Saved entries
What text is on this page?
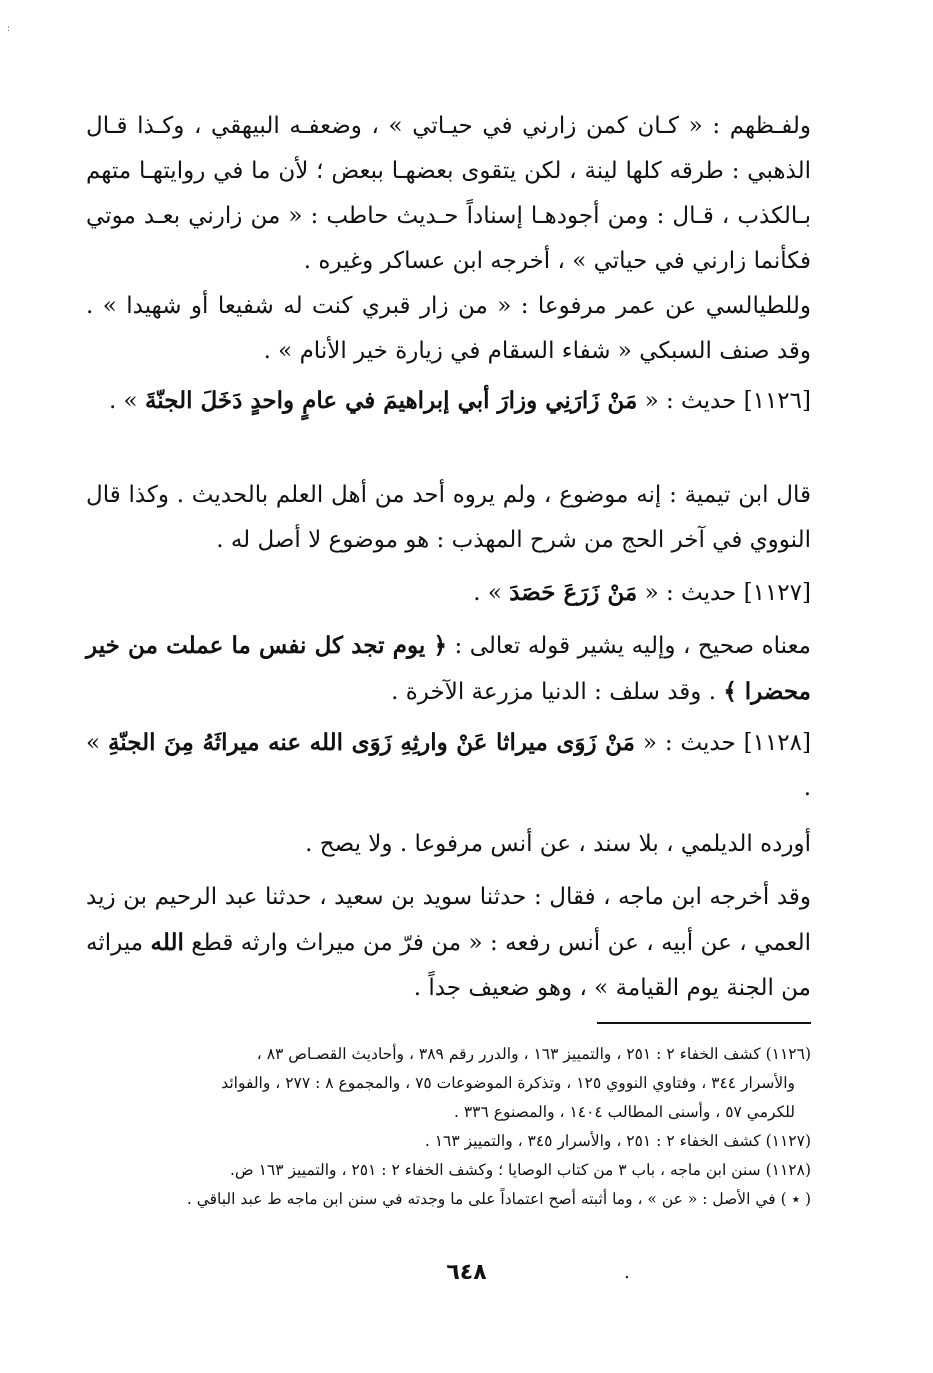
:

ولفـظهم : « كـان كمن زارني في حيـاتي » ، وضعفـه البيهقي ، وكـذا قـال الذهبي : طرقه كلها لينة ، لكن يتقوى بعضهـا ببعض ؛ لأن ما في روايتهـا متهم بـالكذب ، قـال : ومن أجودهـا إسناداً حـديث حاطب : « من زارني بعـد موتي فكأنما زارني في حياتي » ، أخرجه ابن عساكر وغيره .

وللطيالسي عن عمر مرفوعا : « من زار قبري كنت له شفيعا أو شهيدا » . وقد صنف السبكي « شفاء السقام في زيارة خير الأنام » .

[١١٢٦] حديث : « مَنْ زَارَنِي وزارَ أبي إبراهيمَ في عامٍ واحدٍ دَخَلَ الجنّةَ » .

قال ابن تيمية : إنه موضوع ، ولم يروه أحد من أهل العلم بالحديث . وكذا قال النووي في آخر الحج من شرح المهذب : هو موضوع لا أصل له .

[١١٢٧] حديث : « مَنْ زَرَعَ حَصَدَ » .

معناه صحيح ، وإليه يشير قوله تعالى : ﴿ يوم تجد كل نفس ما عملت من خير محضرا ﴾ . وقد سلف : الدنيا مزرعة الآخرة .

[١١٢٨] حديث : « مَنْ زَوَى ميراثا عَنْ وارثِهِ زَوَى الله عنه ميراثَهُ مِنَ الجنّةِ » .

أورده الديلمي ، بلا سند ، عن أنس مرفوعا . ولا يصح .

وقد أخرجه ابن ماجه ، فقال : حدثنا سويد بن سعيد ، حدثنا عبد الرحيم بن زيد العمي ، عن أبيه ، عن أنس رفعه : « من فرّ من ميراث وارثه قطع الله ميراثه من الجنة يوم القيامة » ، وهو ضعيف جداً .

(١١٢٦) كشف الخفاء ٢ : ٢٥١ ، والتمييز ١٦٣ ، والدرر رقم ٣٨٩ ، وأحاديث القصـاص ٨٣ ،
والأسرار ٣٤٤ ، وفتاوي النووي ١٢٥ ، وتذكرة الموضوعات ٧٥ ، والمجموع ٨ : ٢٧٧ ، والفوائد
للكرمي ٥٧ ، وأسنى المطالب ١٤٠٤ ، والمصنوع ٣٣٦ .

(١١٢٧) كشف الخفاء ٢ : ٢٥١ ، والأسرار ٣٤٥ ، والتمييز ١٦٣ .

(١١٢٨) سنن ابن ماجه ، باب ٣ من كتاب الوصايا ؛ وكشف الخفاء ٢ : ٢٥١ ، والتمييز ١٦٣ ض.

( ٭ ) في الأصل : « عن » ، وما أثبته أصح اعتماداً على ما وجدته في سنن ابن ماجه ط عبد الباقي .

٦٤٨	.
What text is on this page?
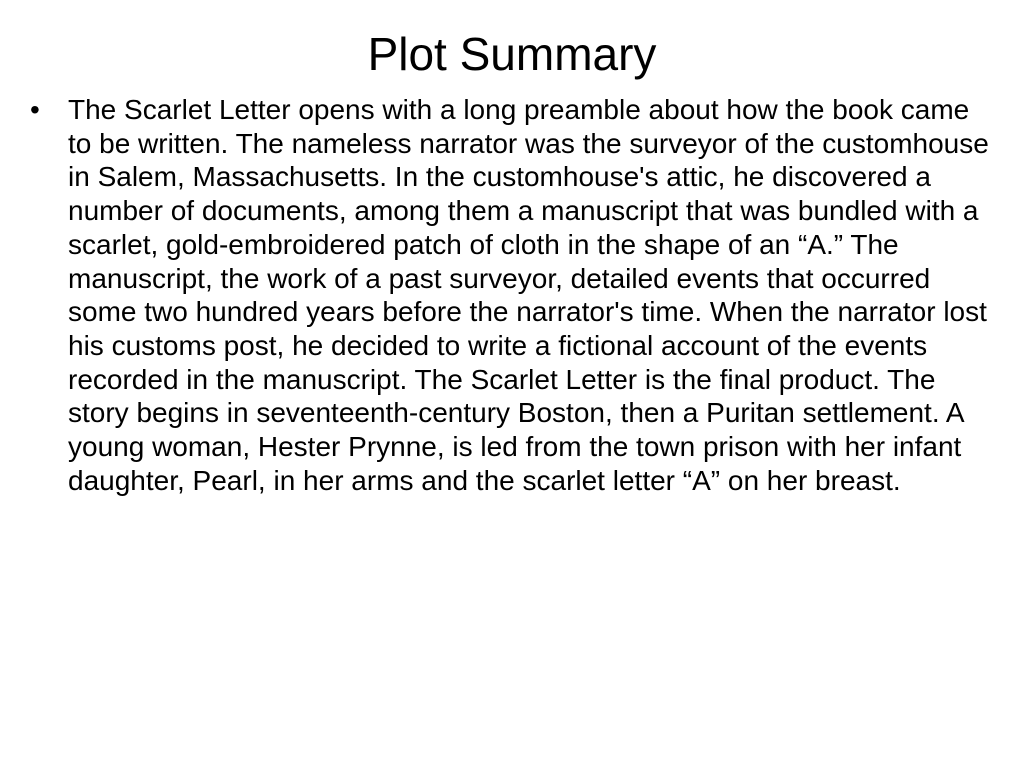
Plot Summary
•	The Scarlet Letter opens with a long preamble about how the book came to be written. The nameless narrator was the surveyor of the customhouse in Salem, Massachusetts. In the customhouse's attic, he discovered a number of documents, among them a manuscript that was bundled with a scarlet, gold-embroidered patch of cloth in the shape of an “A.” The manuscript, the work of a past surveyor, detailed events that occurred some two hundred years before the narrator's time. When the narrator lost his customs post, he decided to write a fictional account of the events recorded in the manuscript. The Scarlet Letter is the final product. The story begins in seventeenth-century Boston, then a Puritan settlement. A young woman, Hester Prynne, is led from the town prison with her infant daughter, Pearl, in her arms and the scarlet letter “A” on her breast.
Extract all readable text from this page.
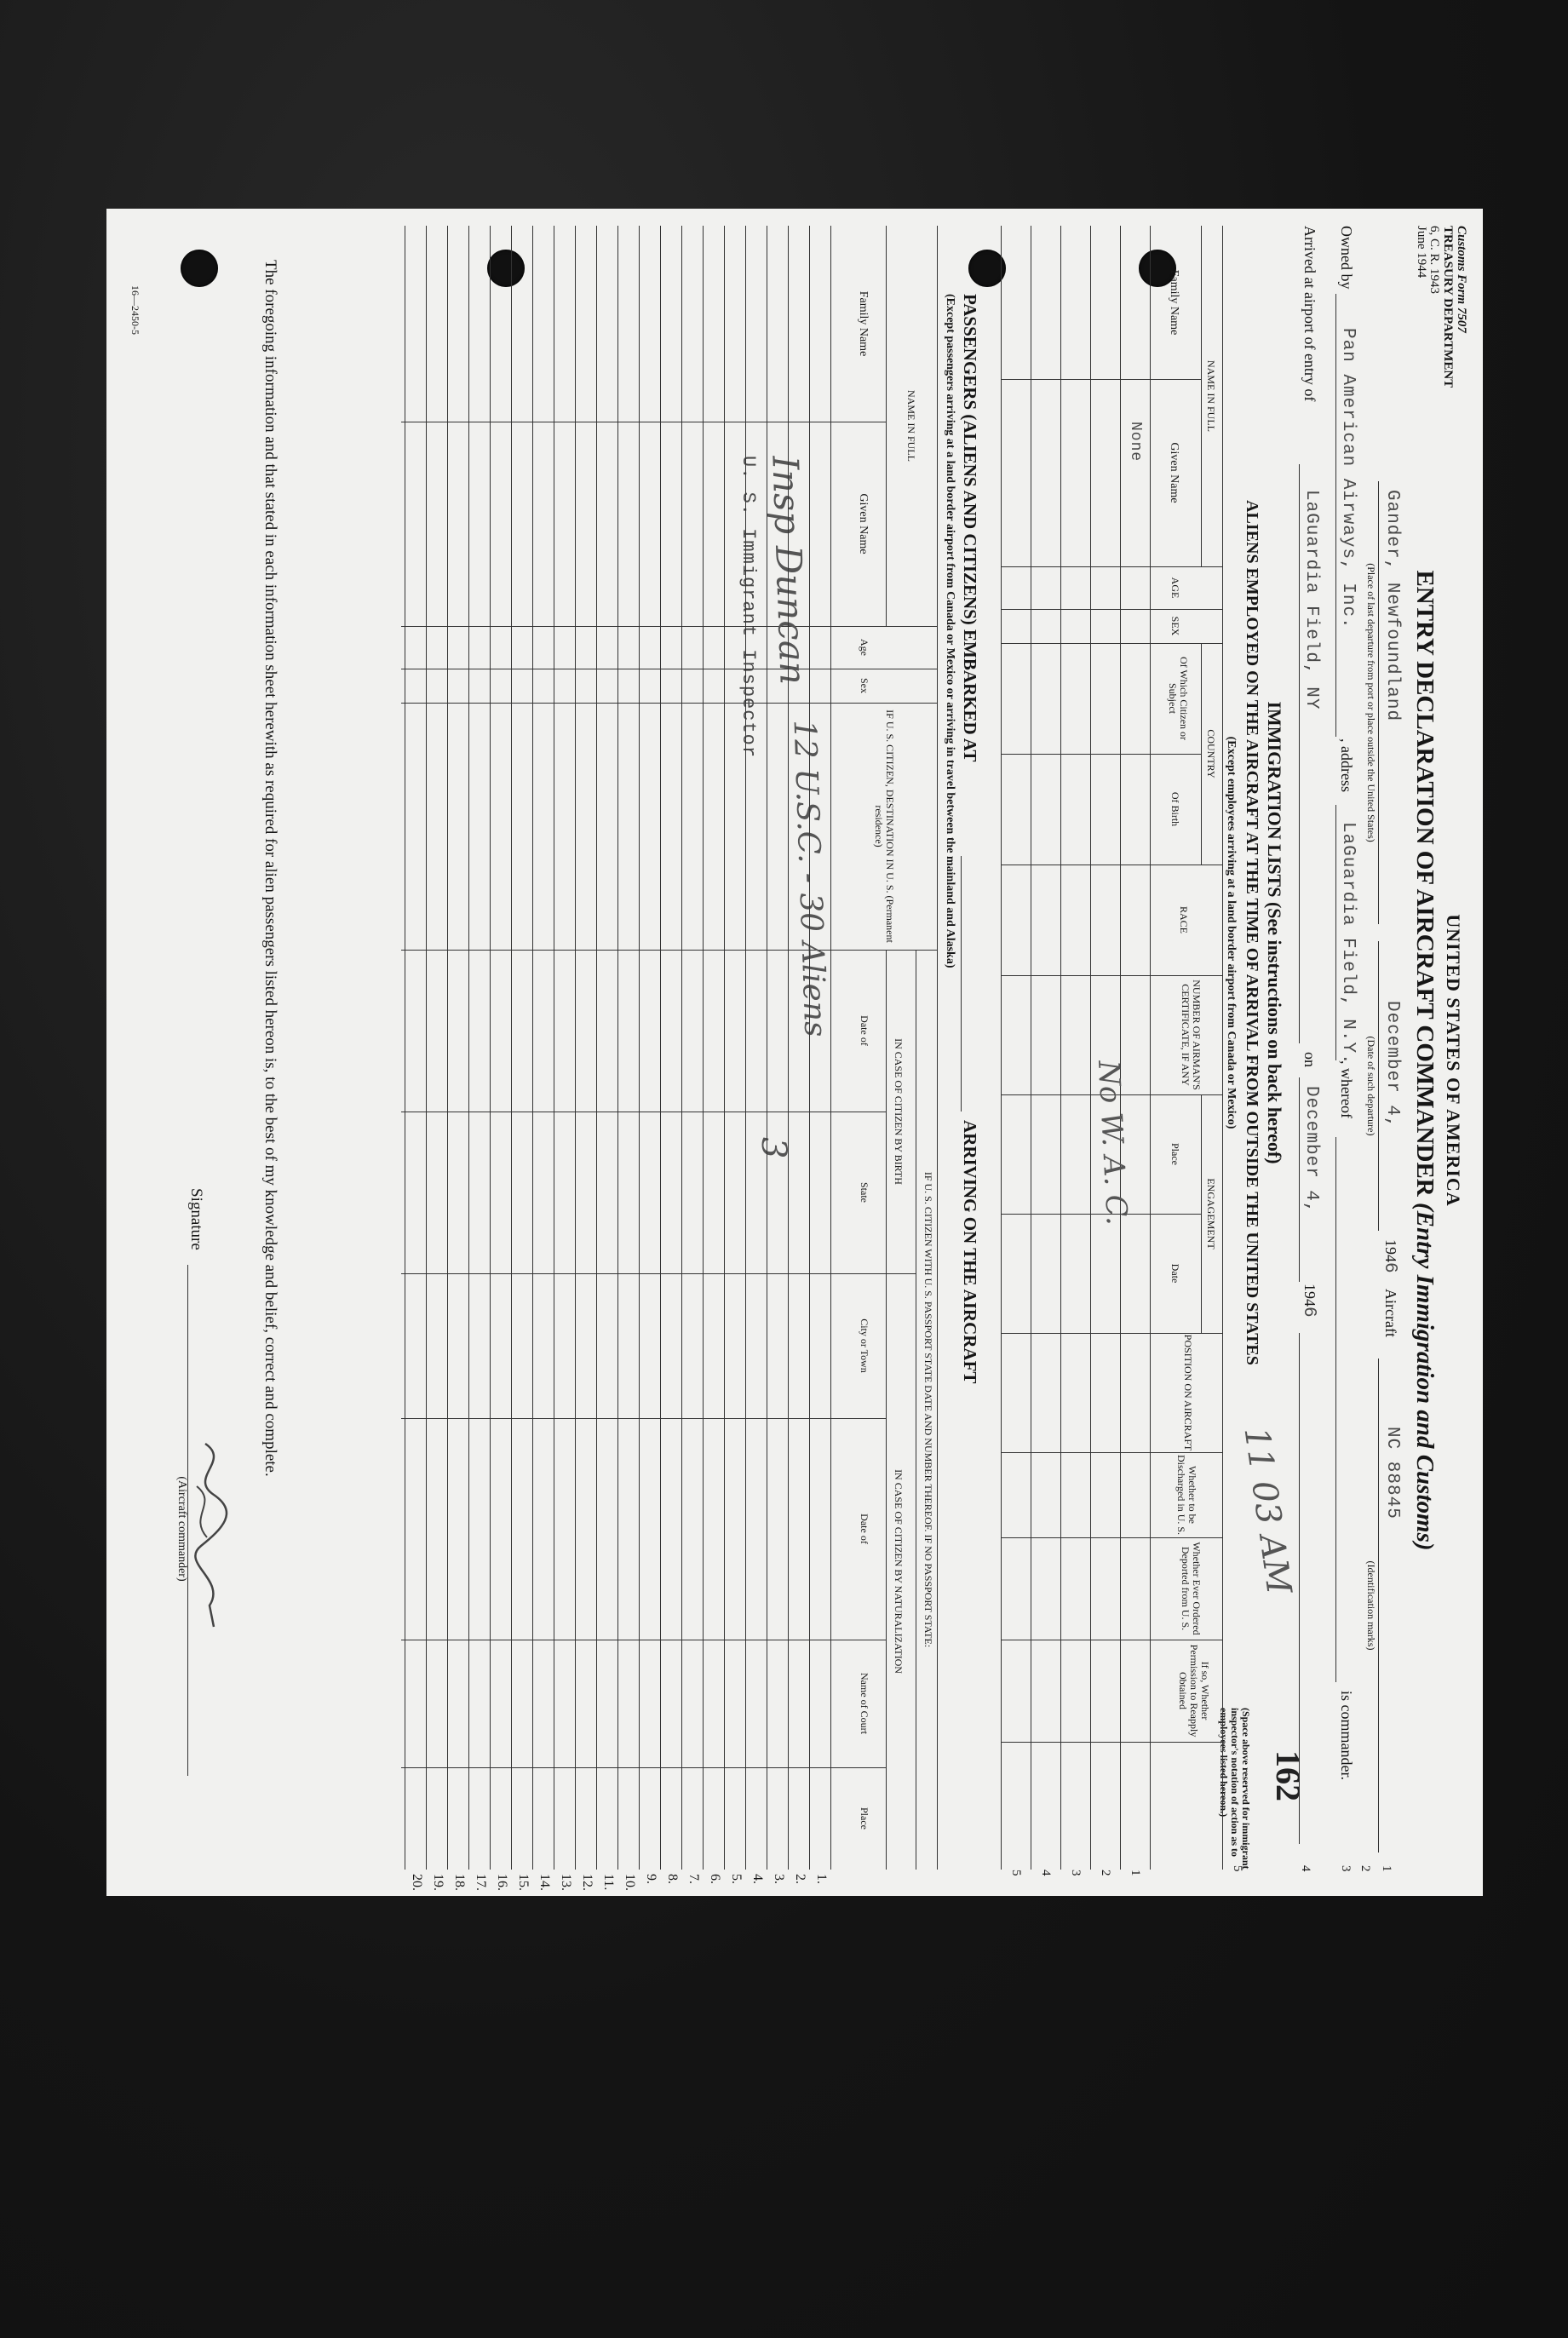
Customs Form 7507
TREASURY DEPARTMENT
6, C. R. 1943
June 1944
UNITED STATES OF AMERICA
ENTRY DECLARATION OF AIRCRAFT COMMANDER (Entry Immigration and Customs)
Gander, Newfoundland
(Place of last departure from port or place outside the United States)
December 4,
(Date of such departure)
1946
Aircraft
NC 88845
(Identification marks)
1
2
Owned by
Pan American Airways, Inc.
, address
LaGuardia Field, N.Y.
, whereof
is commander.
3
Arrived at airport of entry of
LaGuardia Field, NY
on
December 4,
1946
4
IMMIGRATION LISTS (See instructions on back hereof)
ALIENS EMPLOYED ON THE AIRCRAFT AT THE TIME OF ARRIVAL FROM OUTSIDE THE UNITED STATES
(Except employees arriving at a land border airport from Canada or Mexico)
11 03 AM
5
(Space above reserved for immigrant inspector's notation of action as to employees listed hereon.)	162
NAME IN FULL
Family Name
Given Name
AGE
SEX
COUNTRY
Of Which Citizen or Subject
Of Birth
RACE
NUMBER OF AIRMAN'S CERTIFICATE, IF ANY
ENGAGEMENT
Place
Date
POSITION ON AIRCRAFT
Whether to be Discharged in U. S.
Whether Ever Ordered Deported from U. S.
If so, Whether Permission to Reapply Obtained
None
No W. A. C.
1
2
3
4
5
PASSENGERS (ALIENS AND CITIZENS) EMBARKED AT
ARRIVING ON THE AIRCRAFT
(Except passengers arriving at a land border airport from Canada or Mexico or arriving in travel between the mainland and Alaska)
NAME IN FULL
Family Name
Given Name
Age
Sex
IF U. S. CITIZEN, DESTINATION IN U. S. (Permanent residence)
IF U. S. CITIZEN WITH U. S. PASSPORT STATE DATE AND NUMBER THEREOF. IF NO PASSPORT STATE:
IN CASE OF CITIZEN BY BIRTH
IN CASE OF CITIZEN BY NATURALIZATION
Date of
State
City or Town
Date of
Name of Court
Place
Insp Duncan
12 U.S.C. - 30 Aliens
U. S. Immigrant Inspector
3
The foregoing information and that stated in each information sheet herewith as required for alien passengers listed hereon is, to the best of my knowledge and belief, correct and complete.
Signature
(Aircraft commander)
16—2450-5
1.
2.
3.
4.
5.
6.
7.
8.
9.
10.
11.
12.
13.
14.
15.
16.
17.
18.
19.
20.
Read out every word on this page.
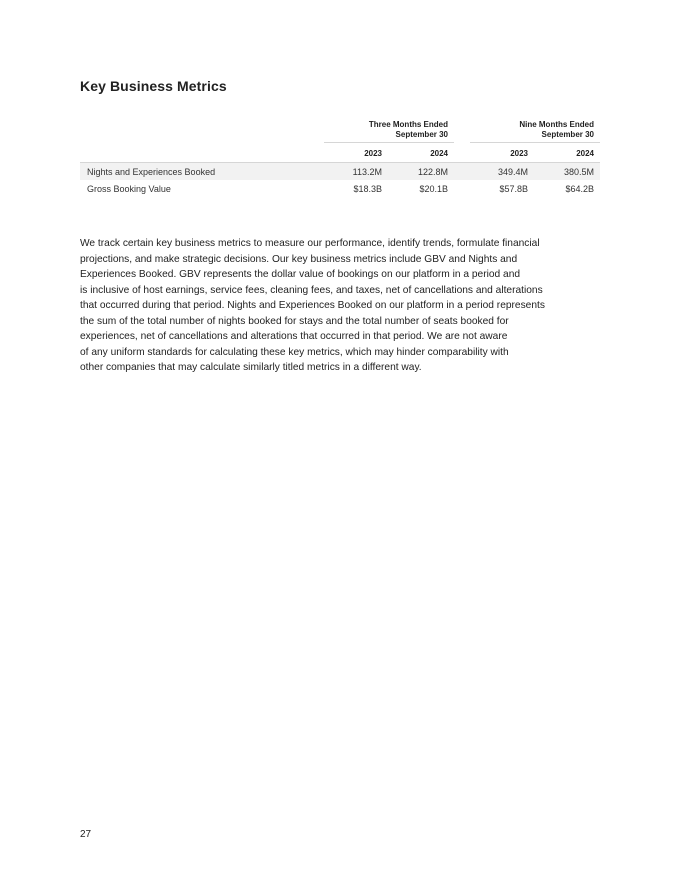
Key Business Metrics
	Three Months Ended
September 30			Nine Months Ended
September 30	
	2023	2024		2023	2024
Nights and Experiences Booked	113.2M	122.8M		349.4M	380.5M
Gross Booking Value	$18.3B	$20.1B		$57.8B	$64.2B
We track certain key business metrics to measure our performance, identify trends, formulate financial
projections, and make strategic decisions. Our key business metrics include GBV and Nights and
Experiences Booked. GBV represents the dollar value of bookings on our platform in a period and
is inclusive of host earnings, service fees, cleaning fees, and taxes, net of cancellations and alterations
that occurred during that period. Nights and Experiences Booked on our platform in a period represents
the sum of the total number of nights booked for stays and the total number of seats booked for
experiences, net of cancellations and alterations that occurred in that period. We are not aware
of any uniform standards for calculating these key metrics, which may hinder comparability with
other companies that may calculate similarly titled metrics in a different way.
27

> **INSTRUCTION**
Write out, exactly as given, the line containing "Read out every word on this page." and every line after it through the end, with no pictures.

> **RESPONSE FOR THIS EXERCISE**
Read out every word on this page.
Key Business Metrics
	Three Months Ended
September 30			Nine Months Ended
September 30	
	2023	2024		2023	2024
Nights and Experiences Booked	113.2M	122.8M		349.4M	380.5M
Gross Booking Value	$18.3B	$20.1B		$57.8B	$64.2B
We track certain key business metrics to measure our performance, identify trends, formulate financial
projections, and make strategic decisions. Our key business metrics include GBV and Nights and
Experiences Booked. GBV represents the dollar value of bookings on our platform in a period and
is inclusive of host earnings, service fees, cleaning fees, and taxes, net of cancellations and alterations
that occurred during that period. Nights and Experiences Booked on our platform in a period represents
the sum of the total number of nights booked for stays and the total number of seats booked for
experiences, net of cancellations and alterations that occurred in that period. We are not aware
of any uniform standards for calculating these key metrics, which may hinder comparability with
other companies that may calculate similarly titled metrics in a different way.
27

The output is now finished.